- _Source data_
[Begin]

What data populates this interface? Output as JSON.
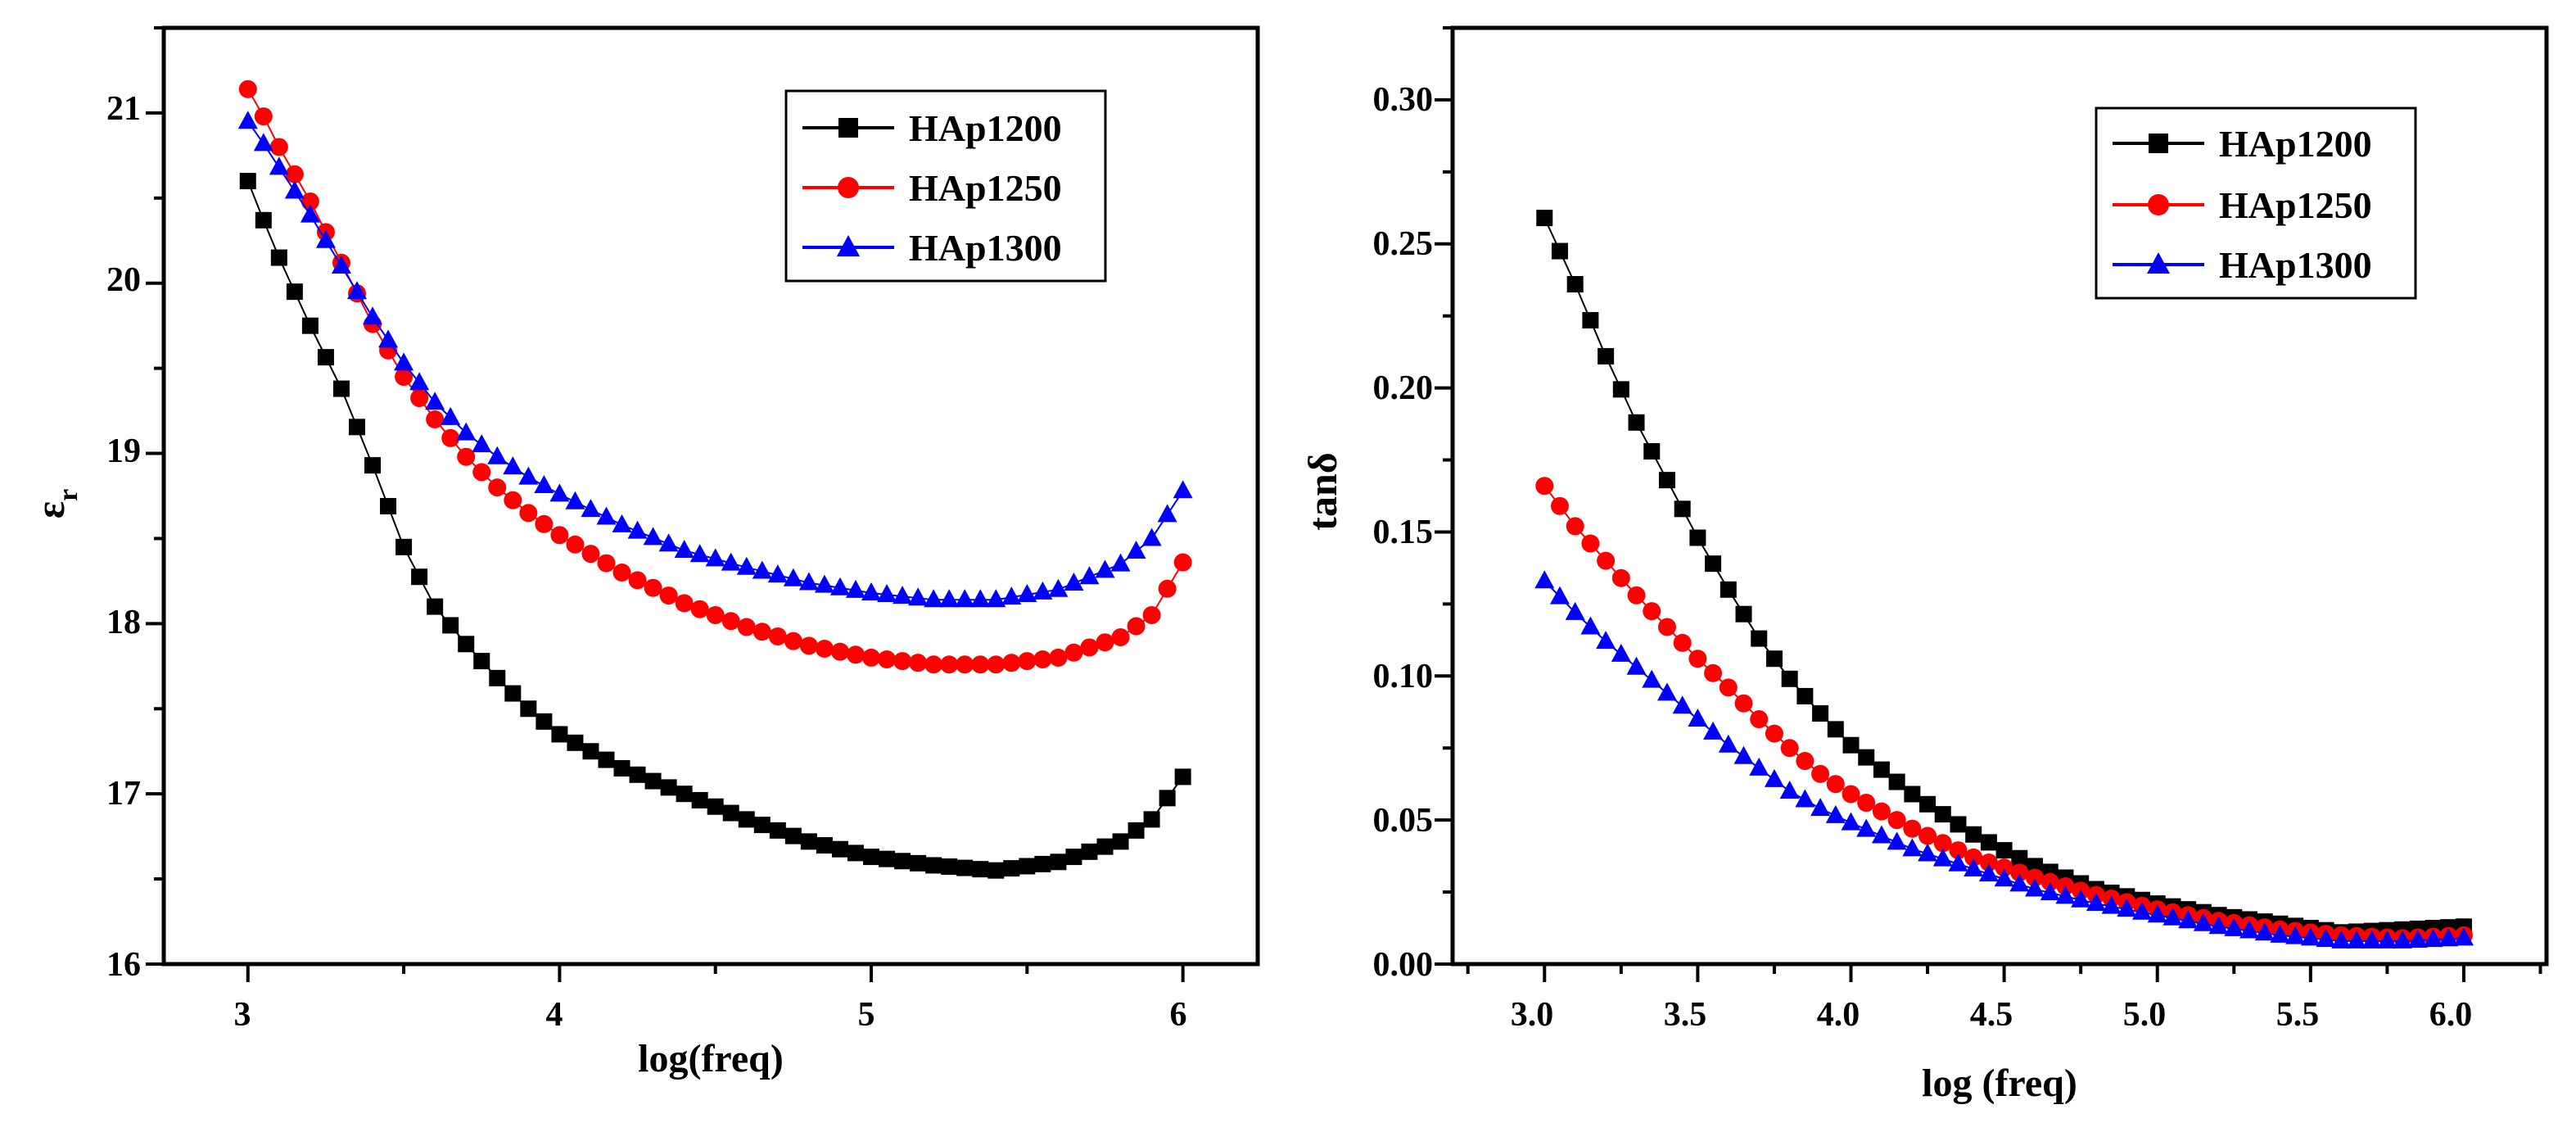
{
  "colors": {
    "HAp1200": "#000000",
    "HAp1250": "#ff0000",
    "HAp1300": "#0000ff"
  },
  "chart_data": [
    {
      "type": "scatter",
      "title": "",
      "xlabel": "log(freq)",
      "ylabel": "ε",
      "ylabel_sub": "r",
      "xlim": [
        2.73,
        6.24
      ],
      "ylim": [
        16,
        21.5
      ],
      "xticks": [
        3,
        4,
        5,
        6
      ],
      "xtick_labels": [
        "3",
        "4",
        "5",
        "6"
      ],
      "yticks": [
        16,
        17,
        18,
        19,
        20,
        21
      ],
      "ytick_labels": [
        "16",
        "17",
        "18",
        "19",
        "20",
        "21"
      ],
      "legend_position": "top-right",
      "legend": [
        "HAp1200",
        "HAp1250",
        "HAp1300"
      ],
      "series": [
        {
          "name": "HAp1200",
          "marker": "square",
          "keypoints": [
            [
              3.0,
              20.6
            ],
            [
              3.05,
              20.37
            ],
            [
              3.1,
              20.15
            ],
            [
              3.2,
              19.75
            ],
            [
              3.3,
              19.38
            ],
            [
              3.4,
              18.93
            ],
            [
              3.5,
              18.45
            ],
            [
              3.6,
              18.1
            ],
            [
              3.7,
              17.88
            ],
            [
              3.8,
              17.68
            ],
            [
              3.9,
              17.5
            ],
            [
              4.0,
              17.35
            ],
            [
              4.2,
              17.15
            ],
            [
              4.4,
              17.0
            ],
            [
              4.6,
              16.85
            ],
            [
              4.8,
              16.72
            ],
            [
              5.0,
              16.63
            ],
            [
              5.2,
              16.58
            ],
            [
              5.4,
              16.55
            ],
            [
              5.6,
              16.6
            ],
            [
              5.8,
              16.72
            ],
            [
              5.9,
              16.85
            ],
            [
              6.0,
              17.1
            ]
          ]
        },
        {
          "name": "HAp1250",
          "marker": "circle",
          "keypoints": [
            [
              3.0,
              21.14
            ],
            [
              3.05,
              20.98
            ],
            [
              3.1,
              20.8
            ],
            [
              3.2,
              20.48
            ],
            [
              3.3,
              20.12
            ],
            [
              3.4,
              19.76
            ],
            [
              3.5,
              19.45
            ],
            [
              3.6,
              19.2
            ],
            [
              3.7,
              18.98
            ],
            [
              3.8,
              18.8
            ],
            [
              3.9,
              18.65
            ],
            [
              4.0,
              18.52
            ],
            [
              4.2,
              18.3
            ],
            [
              4.4,
              18.12
            ],
            [
              4.6,
              17.98
            ],
            [
              4.8,
              17.87
            ],
            [
              5.0,
              17.8
            ],
            [
              5.2,
              17.76
            ],
            [
              5.4,
              17.76
            ],
            [
              5.6,
              17.8
            ],
            [
              5.8,
              17.92
            ],
            [
              5.9,
              18.05
            ],
            [
              6.0,
              18.36
            ]
          ]
        },
        {
          "name": "HAp1300",
          "marker": "triangle",
          "keypoints": [
            [
              3.0,
              20.95
            ],
            [
              3.05,
              20.82
            ],
            [
              3.1,
              20.68
            ],
            [
              3.2,
              20.4
            ],
            [
              3.3,
              20.1
            ],
            [
              3.4,
              19.8
            ],
            [
              3.5,
              19.53
            ],
            [
              3.6,
              19.3
            ],
            [
              3.7,
              19.12
            ],
            [
              3.8,
              18.98
            ],
            [
              3.9,
              18.86
            ],
            [
              4.0,
              18.76
            ],
            [
              4.2,
              18.58
            ],
            [
              4.4,
              18.43
            ],
            [
              4.6,
              18.33
            ],
            [
              4.8,
              18.24
            ],
            [
              5.0,
              18.18
            ],
            [
              5.2,
              18.14
            ],
            [
              5.4,
              18.14
            ],
            [
              5.6,
              18.2
            ],
            [
              5.8,
              18.35
            ],
            [
              5.9,
              18.5
            ],
            [
              6.0,
              18.78
            ]
          ]
        }
      ]
    },
    {
      "type": "scatter",
      "title": "",
      "xlabel": "log (freq)",
      "ylabel": "tanδ",
      "xlim": [
        2.7,
        6.27
      ],
      "ylim": [
        0,
        0.325
      ],
      "xticks": [
        3.0,
        3.5,
        4.0,
        4.5,
        5.0,
        5.5,
        6.0
      ],
      "xtick_labels": [
        "3.0",
        "3.5",
        "4.0",
        "4.5",
        "5.0",
        "5.5",
        "6.0"
      ],
      "yticks": [
        0,
        0.05,
        0.1,
        0.15,
        0.2,
        0.25,
        0.3
      ],
      "ytick_labels": [
        "0.00",
        "0.05",
        "0.10",
        "0.15",
        "0.20",
        "0.25",
        "0.30"
      ],
      "legend_position": "top-right",
      "legend": [
        "HAp1200",
        "HAp1250",
        "HAp1300"
      ],
      "series": [
        {
          "name": "HAp1200",
          "marker": "square",
          "keypoints": [
            [
              3.0,
              0.259
            ],
            [
              3.1,
              0.236
            ],
            [
              3.2,
              0.211
            ],
            [
              3.3,
              0.188
            ],
            [
              3.4,
              0.168
            ],
            [
              3.5,
              0.148
            ],
            [
              3.6,
              0.13
            ],
            [
              3.7,
              0.113
            ],
            [
              3.8,
              0.099
            ],
            [
              3.9,
              0.087
            ],
            [
              4.0,
              0.076
            ],
            [
              4.2,
              0.059
            ],
            [
              4.4,
              0.045
            ],
            [
              4.6,
              0.034
            ],
            [
              4.8,
              0.026
            ],
            [
              5.0,
              0.021
            ],
            [
              5.2,
              0.017
            ],
            [
              5.4,
              0.014
            ],
            [
              5.6,
              0.011
            ],
            [
              5.8,
              0.012
            ],
            [
              6.0,
              0.013
            ]
          ]
        },
        {
          "name": "HAp1250",
          "marker": "circle",
          "keypoints": [
            [
              3.0,
              0.166
            ],
            [
              3.1,
              0.152
            ],
            [
              3.2,
              0.14
            ],
            [
              3.3,
              0.128
            ],
            [
              3.4,
              0.117
            ],
            [
              3.5,
              0.106
            ],
            [
              3.6,
              0.096
            ],
            [
              3.7,
              0.085
            ],
            [
              3.8,
              0.075
            ],
            [
              3.9,
              0.066
            ],
            [
              4.0,
              0.059
            ],
            [
              4.2,
              0.047
            ],
            [
              4.4,
              0.037
            ],
            [
              4.6,
              0.03
            ],
            [
              4.8,
              0.024
            ],
            [
              5.0,
              0.019
            ],
            [
              5.2,
              0.015
            ],
            [
              5.4,
              0.012
            ],
            [
              5.6,
              0.01
            ],
            [
              5.8,
              0.009
            ],
            [
              6.0,
              0.01
            ]
          ]
        },
        {
          "name": "HAp1300",
          "marker": "triangle",
          "keypoints": [
            [
              3.0,
              0.133
            ],
            [
              3.1,
              0.122
            ],
            [
              3.2,
              0.112
            ],
            [
              3.3,
              0.103
            ],
            [
              3.4,
              0.094
            ],
            [
              3.5,
              0.085
            ],
            [
              3.6,
              0.076
            ],
            [
              3.7,
              0.068
            ],
            [
              3.8,
              0.06
            ],
            [
              3.9,
              0.054
            ],
            [
              4.0,
              0.049
            ],
            [
              4.2,
              0.04
            ],
            [
              4.4,
              0.033
            ],
            [
              4.6,
              0.026
            ],
            [
              4.8,
              0.021
            ],
            [
              5.0,
              0.017
            ],
            [
              5.2,
              0.013
            ],
            [
              5.4,
              0.01
            ],
            [
              5.6,
              0.008
            ],
            [
              5.8,
              0.008
            ],
            [
              6.0,
              0.009
            ]
          ]
        }
      ]
    }
  ]
}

[End]

- _Task statement_
Reproduce every record above exactly, omitting the pictures.

- _Answer to this task_
What data populates this interface? Output as JSON.
{
  "colors": {
    "HAp1200": "#000000",
    "HAp1250": "#ff0000",
    "HAp1300": "#0000ff"
  },
  "chart_data": [
    {
      "type": "scatter",
      "title": "",
      "xlabel": "log(freq)",
      "ylabel": "ε",
      "ylabel_sub": "r",
      "xlim": [
        2.73,
        6.24
      ],
      "ylim": [
        16,
        21.5
      ],
      "xticks": [
        3,
        4,
        5,
        6
      ],
      "xtick_labels": [
        "3",
        "4",
        "5",
        "6"
      ],
      "yticks": [
        16,
        17,
        18,
        19,
        20,
        21
      ],
      "ytick_labels": [
        "16",
        "17",
        "18",
        "19",
        "20",
        "21"
      ],
      "legend_position": "top-right",
      "legend": [
        "HAp1200",
        "HAp1250",
        "HAp1300"
      ],
      "series": [
        {
          "name": "HAp1200",
          "marker": "square",
          "keypoints": [
            [
              3.0,
              20.6
            ],
            [
              3.05,
              20.37
            ],
            [
              3.1,
              20.15
            ],
            [
              3.2,
              19.75
            ],
            [
              3.3,
              19.38
            ],
            [
              3.4,
              18.93
            ],
            [
              3.5,
              18.45
            ],
            [
              3.6,
              18.1
            ],
            [
              3.7,
              17.88
            ],
            [
              3.8,
              17.68
            ],
            [
              3.9,
              17.5
            ],
            [
              4.0,
              17.35
            ],
            [
              4.2,
              17.15
            ],
            [
              4.4,
              17.0
            ],
            [
              4.6,
              16.85
            ],
            [
              4.8,
              16.72
            ],
            [
              5.0,
              16.63
            ],
            [
              5.2,
              16.58
            ],
            [
              5.4,
              16.55
            ],
            [
              5.6,
              16.6
            ],
            [
              5.8,
              16.72
            ],
            [
              5.9,
              16.85
            ],
            [
              6.0,
              17.1
            ]
          ]
        },
        {
          "name": "HAp1250",
          "marker": "circle",
          "keypoints": [
            [
              3.0,
              21.14
            ],
            [
              3.05,
              20.98
            ],
            [
              3.1,
              20.8
            ],
            [
              3.2,
              20.48
            ],
            [
              3.3,
              20.12
            ],
            [
              3.4,
              19.76
            ],
            [
              3.5,
              19.45
            ],
            [
              3.6,
              19.2
            ],
            [
              3.7,
              18.98
            ],
            [
              3.8,
              18.8
            ],
            [
              3.9,
              18.65
            ],
            [
              4.0,
              18.52
            ],
            [
              4.2,
              18.3
            ],
            [
              4.4,
              18.12
            ],
            [
              4.6,
              17.98
            ],
            [
              4.8,
              17.87
            ],
            [
              5.0,
              17.8
            ],
            [
              5.2,
              17.76
            ],
            [
              5.4,
              17.76
            ],
            [
              5.6,
              17.8
            ],
            [
              5.8,
              17.92
            ],
            [
              5.9,
              18.05
            ],
            [
              6.0,
              18.36
            ]
          ]
        },
        {
          "name": "HAp1300",
          "marker": "triangle",
          "keypoints": [
            [
              3.0,
              20.95
            ],
            [
              3.05,
              20.82
            ],
            [
              3.1,
              20.68
            ],
            [
              3.2,
              20.4
            ],
            [
              3.3,
              20.1
            ],
            [
              3.4,
              19.8
            ],
            [
              3.5,
              19.53
            ],
            [
              3.6,
              19.3
            ],
            [
              3.7,
              19.12
            ],
            [
              3.8,
              18.98
            ],
            [
              3.9,
              18.86
            ],
            [
              4.0,
              18.76
            ],
            [
              4.2,
              18.58
            ],
            [
              4.4,
              18.43
            ],
            [
              4.6,
              18.33
            ],
            [
              4.8,
              18.24
            ],
            [
              5.0,
              18.18
            ],
            [
              5.2,
              18.14
            ],
            [
              5.4,
              18.14
            ],
            [
              5.6,
              18.2
            ],
            [
              5.8,
              18.35
            ],
            [
              5.9,
              18.5
            ],
            [
              6.0,
              18.78
            ]
          ]
        }
      ]
    },
    {
      "type": "scatter",
      "title": "",
      "xlabel": "log (freq)",
      "ylabel": "tanδ",
      "xlim": [
        2.7,
        6.27
      ],
      "ylim": [
        0,
        0.325
      ],
      "xticks": [
        3.0,
        3.5,
        4.0,
        4.5,
        5.0,
        5.5,
        6.0
      ],
      "xtick_labels": [
        "3.0",
        "3.5",
        "4.0",
        "4.5",
        "5.0",
        "5.5",
        "6.0"
      ],
      "yticks": [
        0,
        0.05,
        0.1,
        0.15,
        0.2,
        0.25,
        0.3
      ],
      "ytick_labels": [
        "0.00",
        "0.05",
        "0.10",
        "0.15",
        "0.20",
        "0.25",
        "0.30"
      ],
      "legend_position": "top-right",
      "legend": [
        "HAp1200",
        "HAp1250",
        "HAp1300"
      ],
      "series": [
        {
          "name": "HAp1200",
          "marker": "square",
          "keypoints": [
            [
              3.0,
              0.259
            ],
            [
              3.1,
              0.236
            ],
            [
              3.2,
              0.211
            ],
            [
              3.3,
              0.188
            ],
            [
              3.4,
              0.168
            ],
            [
              3.5,
              0.148
            ],
            [
              3.6,
              0.13
            ],
            [
              3.7,
              0.113
            ],
            [
              3.8,
              0.099
            ],
            [
              3.9,
              0.087
            ],
            [
              4.0,
              0.076
            ],
            [
              4.2,
              0.059
            ],
            [
              4.4,
              0.045
            ],
            [
              4.6,
              0.034
            ],
            [
              4.8,
              0.026
            ],
            [
              5.0,
              0.021
            ],
            [
              5.2,
              0.017
            ],
            [
              5.4,
              0.014
            ],
            [
              5.6,
              0.011
            ],
            [
              5.8,
              0.012
            ],
            [
              6.0,
              0.013
            ]
          ]
        },
        {
          "name": "HAp1250",
          "marker": "circle",
          "keypoints": [
            [
              3.0,
              0.166
            ],
            [
              3.1,
              0.152
            ],
            [
              3.2,
              0.14
            ],
            [
              3.3,
              0.128
            ],
            [
              3.4,
              0.117
            ],
            [
              3.5,
              0.106
            ],
            [
              3.6,
              0.096
            ],
            [
              3.7,
              0.085
            ],
            [
              3.8,
              0.075
            ],
            [
              3.9,
              0.066
            ],
            [
              4.0,
              0.059
            ],
            [
              4.2,
              0.047
            ],
            [
              4.4,
              0.037
            ],
            [
              4.6,
              0.03
            ],
            [
              4.8,
              0.024
            ],
            [
              5.0,
              0.019
            ],
            [
              5.2,
              0.015
            ],
            [
              5.4,
              0.012
            ],
            [
              5.6,
              0.01
            ],
            [
              5.8,
              0.009
            ],
            [
              6.0,
              0.01
            ]
          ]
        },
        {
          "name": "HAp1300",
          "marker": "triangle",
          "keypoints": [
            [
              3.0,
              0.133
            ],
            [
              3.1,
              0.122
            ],
            [
              3.2,
              0.112
            ],
            [
              3.3,
              0.103
            ],
            [
              3.4,
              0.094
            ],
            [
              3.5,
              0.085
            ],
            [
              3.6,
              0.076
            ],
            [
              3.7,
              0.068
            ],
            [
              3.8,
              0.06
            ],
            [
              3.9,
              0.054
            ],
            [
              4.0,
              0.049
            ],
            [
              4.2,
              0.04
            ],
            [
              4.4,
              0.033
            ],
            [
              4.6,
              0.026
            ],
            [
              4.8,
              0.021
            ],
            [
              5.0,
              0.017
            ],
            [
              5.2,
              0.013
            ],
            [
              5.4,
              0.01
            ],
            [
              5.6,
              0.008
            ],
            [
              5.8,
              0.008
            ],
            [
              6.0,
              0.009
            ]
          ]
        }
      ]
    }
  ]
}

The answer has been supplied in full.